* [Exercise objective] Take from the listing each line that has the string "message".

* Start Material to process *

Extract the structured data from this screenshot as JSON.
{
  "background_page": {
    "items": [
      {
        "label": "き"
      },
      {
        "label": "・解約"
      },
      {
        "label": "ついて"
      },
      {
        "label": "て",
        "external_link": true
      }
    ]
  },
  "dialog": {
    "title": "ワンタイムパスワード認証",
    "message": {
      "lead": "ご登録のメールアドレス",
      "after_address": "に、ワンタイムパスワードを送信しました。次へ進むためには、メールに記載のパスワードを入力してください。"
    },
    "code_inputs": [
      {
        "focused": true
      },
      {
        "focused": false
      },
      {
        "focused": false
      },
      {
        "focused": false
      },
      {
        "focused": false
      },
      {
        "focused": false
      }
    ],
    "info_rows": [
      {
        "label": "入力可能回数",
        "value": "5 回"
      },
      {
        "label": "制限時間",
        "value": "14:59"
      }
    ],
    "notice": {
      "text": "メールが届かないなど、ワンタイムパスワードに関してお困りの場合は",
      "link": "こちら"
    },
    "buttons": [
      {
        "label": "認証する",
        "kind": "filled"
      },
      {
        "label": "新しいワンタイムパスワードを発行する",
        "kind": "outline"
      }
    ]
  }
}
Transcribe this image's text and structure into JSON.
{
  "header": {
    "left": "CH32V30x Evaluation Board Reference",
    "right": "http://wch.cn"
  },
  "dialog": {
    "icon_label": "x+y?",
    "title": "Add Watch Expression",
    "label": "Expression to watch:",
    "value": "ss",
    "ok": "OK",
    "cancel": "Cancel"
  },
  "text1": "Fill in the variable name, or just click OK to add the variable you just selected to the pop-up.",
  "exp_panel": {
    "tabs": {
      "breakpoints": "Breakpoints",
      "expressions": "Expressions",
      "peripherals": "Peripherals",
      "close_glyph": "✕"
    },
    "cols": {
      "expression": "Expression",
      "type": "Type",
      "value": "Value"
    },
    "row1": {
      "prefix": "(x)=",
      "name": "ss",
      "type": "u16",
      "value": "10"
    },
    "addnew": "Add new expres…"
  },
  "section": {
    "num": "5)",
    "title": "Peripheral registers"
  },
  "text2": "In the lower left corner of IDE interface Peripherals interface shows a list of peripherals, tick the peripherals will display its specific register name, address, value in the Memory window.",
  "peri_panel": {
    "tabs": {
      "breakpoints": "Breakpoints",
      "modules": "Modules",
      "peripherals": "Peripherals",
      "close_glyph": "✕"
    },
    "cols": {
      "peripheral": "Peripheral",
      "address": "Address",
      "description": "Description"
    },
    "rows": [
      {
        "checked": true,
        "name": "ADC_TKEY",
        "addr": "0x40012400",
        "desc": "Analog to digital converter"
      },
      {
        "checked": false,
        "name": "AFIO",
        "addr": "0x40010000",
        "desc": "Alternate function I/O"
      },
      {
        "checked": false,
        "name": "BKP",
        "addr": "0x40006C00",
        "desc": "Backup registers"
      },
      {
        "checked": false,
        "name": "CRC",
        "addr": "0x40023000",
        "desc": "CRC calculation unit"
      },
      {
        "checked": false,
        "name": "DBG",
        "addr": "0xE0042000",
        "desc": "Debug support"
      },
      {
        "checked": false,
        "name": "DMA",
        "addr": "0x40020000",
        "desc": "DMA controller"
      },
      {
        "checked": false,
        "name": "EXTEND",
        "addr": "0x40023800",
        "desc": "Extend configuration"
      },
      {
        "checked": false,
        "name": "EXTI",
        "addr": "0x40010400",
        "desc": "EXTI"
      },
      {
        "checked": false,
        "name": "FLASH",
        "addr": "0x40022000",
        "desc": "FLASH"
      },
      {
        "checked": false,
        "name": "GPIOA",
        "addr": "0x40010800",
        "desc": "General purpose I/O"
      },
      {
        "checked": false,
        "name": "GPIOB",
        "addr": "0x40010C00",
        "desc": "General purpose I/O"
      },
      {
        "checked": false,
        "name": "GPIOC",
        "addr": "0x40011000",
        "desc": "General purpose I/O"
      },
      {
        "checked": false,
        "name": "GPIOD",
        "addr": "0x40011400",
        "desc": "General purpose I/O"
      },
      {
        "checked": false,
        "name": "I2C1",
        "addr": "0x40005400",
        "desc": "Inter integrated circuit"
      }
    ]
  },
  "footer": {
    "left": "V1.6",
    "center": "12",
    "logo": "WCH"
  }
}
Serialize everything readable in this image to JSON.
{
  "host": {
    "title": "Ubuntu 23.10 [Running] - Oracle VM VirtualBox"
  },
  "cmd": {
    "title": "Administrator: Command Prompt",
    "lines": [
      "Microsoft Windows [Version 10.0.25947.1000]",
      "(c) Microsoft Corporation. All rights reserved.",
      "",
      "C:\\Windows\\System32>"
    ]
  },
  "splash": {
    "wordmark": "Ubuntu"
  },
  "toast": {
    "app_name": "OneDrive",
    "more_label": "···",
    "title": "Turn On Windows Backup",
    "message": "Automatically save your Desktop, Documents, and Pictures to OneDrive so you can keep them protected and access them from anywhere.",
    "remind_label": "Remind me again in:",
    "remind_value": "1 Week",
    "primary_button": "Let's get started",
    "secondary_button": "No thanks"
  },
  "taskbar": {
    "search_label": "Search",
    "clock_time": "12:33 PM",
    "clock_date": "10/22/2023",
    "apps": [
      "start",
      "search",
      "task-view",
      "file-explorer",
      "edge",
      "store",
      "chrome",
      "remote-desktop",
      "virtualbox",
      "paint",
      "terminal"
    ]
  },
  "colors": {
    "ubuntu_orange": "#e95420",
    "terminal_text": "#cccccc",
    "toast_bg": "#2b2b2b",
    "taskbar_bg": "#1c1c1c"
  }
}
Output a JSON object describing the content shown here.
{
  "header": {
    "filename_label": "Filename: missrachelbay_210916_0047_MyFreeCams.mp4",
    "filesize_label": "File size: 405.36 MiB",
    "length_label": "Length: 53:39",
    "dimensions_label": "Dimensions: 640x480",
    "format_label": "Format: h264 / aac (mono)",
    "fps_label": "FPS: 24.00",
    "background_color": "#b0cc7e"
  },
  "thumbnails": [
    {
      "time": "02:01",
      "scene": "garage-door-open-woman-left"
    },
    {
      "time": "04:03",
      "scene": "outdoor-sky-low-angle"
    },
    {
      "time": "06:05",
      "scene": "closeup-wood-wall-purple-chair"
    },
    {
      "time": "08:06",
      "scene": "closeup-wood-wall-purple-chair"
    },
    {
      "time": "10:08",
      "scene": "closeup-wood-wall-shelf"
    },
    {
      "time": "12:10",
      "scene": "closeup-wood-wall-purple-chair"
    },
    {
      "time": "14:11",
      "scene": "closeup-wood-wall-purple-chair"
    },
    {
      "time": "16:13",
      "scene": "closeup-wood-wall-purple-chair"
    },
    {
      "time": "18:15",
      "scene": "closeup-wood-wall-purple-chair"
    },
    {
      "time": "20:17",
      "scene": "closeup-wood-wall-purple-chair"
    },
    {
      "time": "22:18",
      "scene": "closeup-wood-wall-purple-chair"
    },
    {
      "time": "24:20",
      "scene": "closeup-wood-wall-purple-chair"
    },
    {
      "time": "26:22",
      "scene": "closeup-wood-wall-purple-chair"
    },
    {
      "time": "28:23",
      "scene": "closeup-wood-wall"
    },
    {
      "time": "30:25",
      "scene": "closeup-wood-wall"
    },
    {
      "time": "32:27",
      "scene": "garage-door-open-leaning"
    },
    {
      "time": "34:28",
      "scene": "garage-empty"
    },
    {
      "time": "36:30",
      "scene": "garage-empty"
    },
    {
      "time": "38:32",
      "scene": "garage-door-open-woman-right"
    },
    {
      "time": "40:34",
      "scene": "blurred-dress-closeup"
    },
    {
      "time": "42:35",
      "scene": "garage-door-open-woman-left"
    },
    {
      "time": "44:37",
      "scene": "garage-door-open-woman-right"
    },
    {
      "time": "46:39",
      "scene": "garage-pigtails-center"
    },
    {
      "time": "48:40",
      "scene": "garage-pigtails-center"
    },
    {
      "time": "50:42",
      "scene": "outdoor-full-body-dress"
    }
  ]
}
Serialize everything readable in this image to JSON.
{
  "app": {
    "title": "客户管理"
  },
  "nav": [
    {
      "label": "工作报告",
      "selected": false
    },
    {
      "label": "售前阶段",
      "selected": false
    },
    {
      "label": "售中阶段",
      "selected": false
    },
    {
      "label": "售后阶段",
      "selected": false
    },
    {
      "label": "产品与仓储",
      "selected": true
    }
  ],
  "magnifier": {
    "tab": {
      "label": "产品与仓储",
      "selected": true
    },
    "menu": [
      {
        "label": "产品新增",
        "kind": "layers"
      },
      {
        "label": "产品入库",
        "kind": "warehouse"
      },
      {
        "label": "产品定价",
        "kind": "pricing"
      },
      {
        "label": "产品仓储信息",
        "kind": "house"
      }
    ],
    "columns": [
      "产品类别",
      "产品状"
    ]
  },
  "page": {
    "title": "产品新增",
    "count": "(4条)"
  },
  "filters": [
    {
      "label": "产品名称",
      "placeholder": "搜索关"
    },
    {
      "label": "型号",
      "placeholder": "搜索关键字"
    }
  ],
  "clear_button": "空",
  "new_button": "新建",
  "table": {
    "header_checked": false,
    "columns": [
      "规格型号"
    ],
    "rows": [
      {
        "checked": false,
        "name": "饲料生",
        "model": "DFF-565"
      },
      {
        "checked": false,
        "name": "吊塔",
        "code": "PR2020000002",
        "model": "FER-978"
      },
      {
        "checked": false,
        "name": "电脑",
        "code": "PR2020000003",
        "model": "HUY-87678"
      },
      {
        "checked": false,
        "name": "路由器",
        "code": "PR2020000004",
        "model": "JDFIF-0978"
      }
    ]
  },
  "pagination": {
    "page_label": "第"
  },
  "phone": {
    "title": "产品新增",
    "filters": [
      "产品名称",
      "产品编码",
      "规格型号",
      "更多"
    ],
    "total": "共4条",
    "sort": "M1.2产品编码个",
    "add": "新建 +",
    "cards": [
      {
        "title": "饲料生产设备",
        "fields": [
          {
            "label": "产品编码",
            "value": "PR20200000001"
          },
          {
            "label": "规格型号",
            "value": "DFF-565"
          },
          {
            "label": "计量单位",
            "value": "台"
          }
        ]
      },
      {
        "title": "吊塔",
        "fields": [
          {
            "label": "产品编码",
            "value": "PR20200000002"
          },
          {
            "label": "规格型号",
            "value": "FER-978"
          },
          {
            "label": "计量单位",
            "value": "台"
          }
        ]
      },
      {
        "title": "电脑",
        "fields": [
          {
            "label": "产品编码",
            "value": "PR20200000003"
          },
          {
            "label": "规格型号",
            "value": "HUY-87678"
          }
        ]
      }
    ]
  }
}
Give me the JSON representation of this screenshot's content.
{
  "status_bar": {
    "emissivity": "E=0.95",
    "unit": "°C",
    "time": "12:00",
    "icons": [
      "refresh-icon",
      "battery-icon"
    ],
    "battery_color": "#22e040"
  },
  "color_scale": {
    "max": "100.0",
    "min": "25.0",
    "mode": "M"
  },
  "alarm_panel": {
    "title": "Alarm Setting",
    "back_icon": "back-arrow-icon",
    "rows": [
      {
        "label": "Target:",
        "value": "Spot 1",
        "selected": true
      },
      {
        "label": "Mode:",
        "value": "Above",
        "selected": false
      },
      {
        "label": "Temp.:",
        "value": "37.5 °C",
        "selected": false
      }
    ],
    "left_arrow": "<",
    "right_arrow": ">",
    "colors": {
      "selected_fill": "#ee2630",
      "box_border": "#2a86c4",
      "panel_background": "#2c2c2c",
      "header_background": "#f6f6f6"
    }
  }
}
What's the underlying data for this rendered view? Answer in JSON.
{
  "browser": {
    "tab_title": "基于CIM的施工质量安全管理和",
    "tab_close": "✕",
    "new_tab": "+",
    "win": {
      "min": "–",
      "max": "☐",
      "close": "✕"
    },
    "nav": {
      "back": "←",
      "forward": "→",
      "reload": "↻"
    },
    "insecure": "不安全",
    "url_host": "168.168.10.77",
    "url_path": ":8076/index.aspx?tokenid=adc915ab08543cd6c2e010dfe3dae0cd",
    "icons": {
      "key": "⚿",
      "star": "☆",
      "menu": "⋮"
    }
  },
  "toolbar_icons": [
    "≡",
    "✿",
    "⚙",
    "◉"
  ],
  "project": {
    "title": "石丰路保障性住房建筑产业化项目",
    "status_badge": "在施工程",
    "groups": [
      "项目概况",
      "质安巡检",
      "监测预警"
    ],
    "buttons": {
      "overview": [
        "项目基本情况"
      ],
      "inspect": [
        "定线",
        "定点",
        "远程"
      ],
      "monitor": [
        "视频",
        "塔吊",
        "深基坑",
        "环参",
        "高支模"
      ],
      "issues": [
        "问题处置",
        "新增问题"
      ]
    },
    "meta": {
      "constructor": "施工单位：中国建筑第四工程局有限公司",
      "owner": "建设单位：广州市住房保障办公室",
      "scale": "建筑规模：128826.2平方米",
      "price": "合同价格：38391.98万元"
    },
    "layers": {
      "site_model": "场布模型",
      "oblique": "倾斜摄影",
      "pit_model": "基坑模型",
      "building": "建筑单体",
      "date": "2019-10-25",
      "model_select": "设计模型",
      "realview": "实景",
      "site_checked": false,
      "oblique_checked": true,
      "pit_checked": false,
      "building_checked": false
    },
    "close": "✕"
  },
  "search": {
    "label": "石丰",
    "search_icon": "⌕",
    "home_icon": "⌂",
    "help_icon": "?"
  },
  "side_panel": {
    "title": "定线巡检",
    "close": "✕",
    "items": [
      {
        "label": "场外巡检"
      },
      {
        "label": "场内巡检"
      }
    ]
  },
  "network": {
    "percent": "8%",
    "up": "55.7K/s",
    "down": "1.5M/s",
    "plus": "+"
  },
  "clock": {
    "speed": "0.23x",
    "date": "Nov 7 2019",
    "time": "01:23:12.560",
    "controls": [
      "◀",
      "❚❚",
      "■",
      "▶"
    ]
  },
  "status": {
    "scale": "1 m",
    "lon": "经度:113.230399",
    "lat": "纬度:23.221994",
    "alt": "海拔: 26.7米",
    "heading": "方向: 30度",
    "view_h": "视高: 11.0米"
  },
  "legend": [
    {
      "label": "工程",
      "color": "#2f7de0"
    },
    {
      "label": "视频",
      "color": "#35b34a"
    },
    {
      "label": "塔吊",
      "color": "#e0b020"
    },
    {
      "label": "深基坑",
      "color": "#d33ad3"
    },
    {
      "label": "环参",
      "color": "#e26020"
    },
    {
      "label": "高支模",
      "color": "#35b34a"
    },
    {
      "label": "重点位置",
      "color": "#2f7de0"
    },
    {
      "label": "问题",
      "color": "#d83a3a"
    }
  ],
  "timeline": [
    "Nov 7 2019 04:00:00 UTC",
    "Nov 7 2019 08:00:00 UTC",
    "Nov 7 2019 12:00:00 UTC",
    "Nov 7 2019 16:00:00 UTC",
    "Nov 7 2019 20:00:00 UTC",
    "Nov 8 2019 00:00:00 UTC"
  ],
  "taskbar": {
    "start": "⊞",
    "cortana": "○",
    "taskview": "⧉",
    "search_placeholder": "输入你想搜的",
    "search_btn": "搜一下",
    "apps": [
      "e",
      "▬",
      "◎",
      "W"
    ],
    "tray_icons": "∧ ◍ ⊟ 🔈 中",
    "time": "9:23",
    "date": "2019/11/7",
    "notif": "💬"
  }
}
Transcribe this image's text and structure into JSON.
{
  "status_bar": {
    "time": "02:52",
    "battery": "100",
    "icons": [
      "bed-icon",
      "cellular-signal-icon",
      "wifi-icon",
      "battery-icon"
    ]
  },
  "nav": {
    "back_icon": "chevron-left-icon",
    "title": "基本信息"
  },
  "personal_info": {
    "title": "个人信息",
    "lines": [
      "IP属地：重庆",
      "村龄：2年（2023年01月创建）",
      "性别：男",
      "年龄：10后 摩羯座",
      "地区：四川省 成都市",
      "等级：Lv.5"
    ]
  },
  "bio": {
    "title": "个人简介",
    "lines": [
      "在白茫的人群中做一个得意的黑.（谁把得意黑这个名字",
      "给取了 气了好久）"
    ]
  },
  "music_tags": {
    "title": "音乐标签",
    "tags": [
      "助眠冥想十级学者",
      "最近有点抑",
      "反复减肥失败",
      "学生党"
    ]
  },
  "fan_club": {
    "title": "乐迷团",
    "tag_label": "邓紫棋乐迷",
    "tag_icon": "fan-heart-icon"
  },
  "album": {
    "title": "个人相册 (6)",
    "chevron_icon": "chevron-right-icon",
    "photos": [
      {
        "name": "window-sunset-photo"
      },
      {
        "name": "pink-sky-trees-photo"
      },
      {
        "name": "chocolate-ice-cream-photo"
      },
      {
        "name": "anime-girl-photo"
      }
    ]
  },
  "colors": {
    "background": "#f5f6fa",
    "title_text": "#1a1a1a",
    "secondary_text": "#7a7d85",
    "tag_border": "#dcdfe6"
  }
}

* End Material to process *

* [Finished exercise]
    "message": {
    "message": "Automatically save your Desktop, Documents, and Pictures to OneDrive so you can keep them protected and access them from anywhere.",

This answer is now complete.